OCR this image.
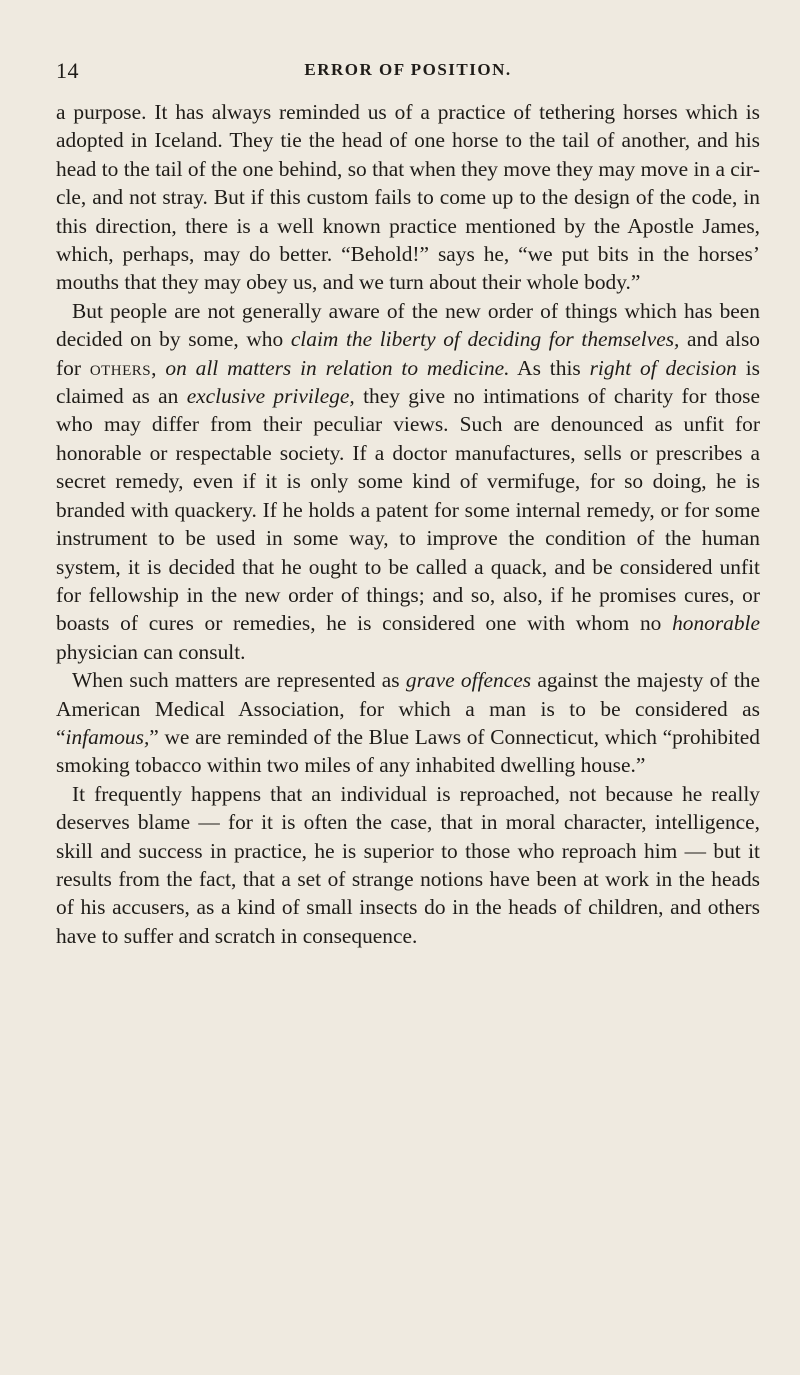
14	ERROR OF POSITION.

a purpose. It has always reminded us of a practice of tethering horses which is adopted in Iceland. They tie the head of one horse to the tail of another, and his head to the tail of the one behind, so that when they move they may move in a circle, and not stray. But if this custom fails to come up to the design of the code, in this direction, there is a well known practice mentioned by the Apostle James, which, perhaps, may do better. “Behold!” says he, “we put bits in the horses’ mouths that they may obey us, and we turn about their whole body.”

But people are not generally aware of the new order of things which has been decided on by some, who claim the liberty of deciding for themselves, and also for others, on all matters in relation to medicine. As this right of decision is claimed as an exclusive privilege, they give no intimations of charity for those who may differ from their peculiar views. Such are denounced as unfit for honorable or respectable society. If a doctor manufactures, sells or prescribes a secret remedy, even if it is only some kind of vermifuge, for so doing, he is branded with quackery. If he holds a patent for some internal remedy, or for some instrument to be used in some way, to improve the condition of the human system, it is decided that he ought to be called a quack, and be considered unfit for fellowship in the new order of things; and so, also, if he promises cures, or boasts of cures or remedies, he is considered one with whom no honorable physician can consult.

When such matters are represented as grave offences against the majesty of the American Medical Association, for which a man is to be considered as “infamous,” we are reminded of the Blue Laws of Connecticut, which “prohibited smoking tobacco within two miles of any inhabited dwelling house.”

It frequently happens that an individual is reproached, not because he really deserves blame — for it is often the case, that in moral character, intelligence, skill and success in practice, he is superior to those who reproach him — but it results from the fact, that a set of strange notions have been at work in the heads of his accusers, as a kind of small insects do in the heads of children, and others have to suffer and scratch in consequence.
┄┄┄┄┄┄┄┄┄┄
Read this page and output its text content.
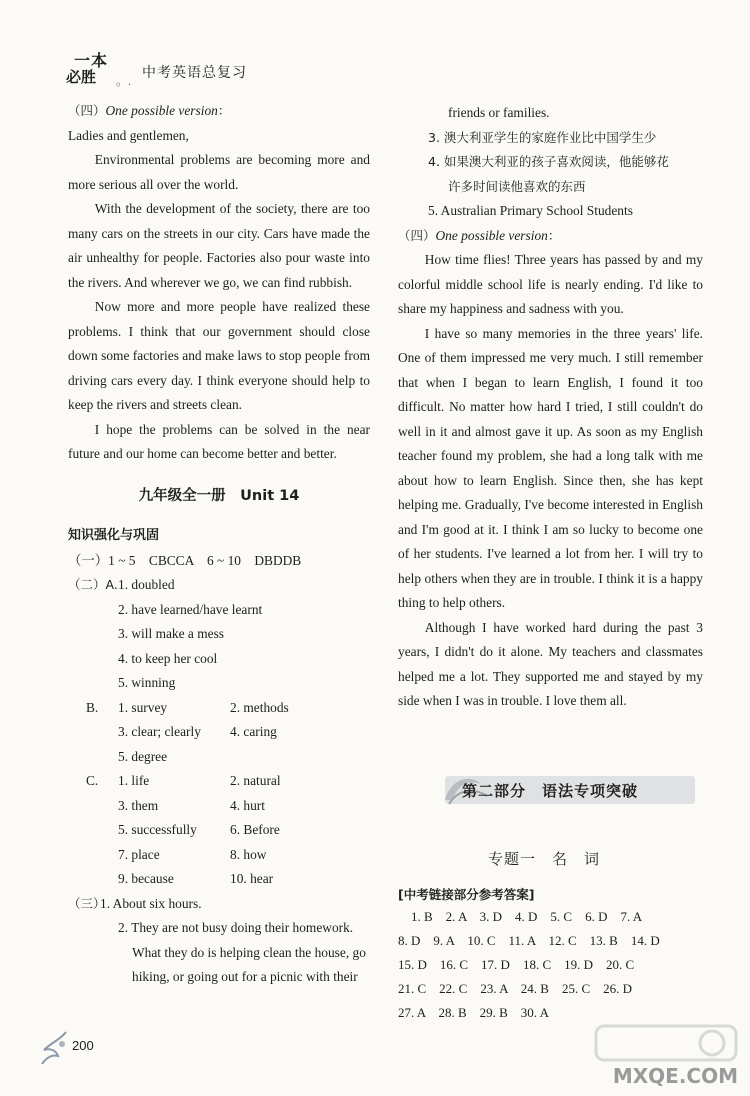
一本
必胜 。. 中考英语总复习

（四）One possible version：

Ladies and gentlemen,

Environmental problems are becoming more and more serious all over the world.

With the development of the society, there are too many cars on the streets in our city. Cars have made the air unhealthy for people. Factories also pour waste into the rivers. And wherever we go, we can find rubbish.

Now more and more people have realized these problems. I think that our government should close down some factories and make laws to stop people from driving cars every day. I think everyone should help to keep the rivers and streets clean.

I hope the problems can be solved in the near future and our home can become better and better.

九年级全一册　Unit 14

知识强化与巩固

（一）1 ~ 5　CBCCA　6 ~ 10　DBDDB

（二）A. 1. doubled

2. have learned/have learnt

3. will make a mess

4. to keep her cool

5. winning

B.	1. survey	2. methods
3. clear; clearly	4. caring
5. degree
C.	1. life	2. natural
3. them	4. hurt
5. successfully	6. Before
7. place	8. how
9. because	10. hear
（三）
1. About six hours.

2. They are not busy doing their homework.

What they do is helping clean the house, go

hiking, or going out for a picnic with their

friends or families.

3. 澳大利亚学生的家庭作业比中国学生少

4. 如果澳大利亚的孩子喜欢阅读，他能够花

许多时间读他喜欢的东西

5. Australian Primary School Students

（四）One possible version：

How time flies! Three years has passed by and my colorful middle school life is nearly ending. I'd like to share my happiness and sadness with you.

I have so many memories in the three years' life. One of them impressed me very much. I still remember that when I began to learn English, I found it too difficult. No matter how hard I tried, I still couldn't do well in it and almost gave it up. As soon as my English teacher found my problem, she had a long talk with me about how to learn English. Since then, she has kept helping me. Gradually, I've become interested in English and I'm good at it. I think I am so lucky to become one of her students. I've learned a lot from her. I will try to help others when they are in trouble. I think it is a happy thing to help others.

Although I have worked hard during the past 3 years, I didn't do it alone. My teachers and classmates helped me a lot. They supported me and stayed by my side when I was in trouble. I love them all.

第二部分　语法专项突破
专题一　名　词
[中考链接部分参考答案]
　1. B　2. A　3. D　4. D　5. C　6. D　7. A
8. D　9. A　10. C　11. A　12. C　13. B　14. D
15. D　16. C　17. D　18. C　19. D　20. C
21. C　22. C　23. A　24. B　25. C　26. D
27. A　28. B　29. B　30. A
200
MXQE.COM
┄┄┄┄┄┄┄┄┄┄
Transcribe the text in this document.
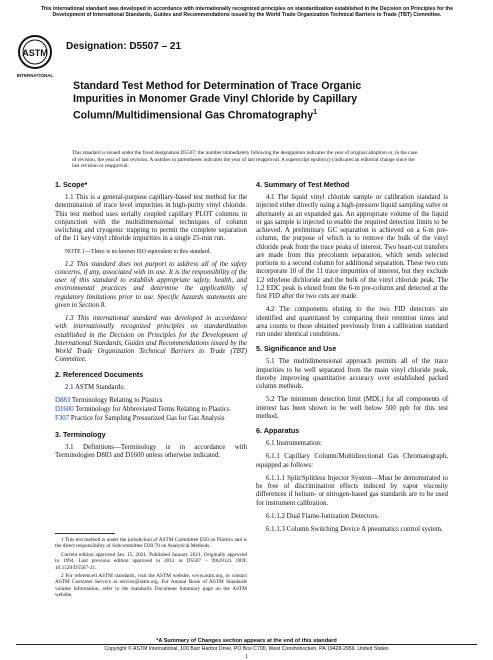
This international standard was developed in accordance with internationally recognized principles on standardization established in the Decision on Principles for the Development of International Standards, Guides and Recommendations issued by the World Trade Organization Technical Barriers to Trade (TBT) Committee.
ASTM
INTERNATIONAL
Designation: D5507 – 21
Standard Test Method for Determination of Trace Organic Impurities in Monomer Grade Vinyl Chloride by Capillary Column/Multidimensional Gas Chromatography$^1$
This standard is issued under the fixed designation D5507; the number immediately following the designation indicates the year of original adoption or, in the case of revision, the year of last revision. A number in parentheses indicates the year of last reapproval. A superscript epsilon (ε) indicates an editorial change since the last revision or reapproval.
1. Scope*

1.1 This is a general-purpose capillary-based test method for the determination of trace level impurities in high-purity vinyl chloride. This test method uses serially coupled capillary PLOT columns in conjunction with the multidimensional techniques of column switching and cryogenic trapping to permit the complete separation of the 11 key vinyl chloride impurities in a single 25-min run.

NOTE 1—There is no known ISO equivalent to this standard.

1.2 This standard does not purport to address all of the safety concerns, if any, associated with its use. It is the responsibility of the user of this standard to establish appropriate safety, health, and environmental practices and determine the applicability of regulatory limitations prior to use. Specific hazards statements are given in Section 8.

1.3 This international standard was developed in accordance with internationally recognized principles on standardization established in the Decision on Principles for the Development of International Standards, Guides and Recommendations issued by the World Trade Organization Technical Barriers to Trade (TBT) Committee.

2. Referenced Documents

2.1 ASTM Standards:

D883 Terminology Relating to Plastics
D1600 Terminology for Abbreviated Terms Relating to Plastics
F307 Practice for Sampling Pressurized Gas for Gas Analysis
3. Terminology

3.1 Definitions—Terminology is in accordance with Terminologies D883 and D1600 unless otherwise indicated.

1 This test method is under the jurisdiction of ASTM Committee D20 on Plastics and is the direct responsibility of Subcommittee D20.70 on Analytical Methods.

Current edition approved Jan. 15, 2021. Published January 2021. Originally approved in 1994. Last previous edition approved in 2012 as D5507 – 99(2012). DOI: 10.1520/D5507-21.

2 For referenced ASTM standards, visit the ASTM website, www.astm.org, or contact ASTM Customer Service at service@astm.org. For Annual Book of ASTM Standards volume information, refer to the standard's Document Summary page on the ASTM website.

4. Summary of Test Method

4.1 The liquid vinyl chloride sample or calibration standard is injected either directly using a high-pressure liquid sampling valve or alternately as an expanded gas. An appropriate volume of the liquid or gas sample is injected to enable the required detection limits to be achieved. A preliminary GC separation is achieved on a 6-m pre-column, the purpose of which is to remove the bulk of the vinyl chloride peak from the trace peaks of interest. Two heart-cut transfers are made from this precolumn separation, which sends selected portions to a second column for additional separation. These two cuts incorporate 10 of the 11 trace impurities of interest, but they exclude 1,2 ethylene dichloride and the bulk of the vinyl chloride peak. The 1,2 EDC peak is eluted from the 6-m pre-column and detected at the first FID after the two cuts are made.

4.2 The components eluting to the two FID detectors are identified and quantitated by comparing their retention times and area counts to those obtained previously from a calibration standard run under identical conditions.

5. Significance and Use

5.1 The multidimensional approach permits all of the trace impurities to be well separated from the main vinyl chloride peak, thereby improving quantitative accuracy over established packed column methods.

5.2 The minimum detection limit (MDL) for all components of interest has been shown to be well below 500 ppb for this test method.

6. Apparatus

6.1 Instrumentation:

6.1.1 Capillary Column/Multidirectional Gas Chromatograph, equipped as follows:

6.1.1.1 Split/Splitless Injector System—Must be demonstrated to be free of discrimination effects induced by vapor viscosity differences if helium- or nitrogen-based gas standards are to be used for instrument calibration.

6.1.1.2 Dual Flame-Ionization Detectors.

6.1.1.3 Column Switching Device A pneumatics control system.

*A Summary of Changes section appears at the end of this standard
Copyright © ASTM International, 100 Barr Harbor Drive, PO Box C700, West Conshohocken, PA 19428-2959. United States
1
┄┄┄┄┄┄┄┄┄┄
In the records above, collect each line with "text".

Read this page and output its text content.
Transcribe the text in this document.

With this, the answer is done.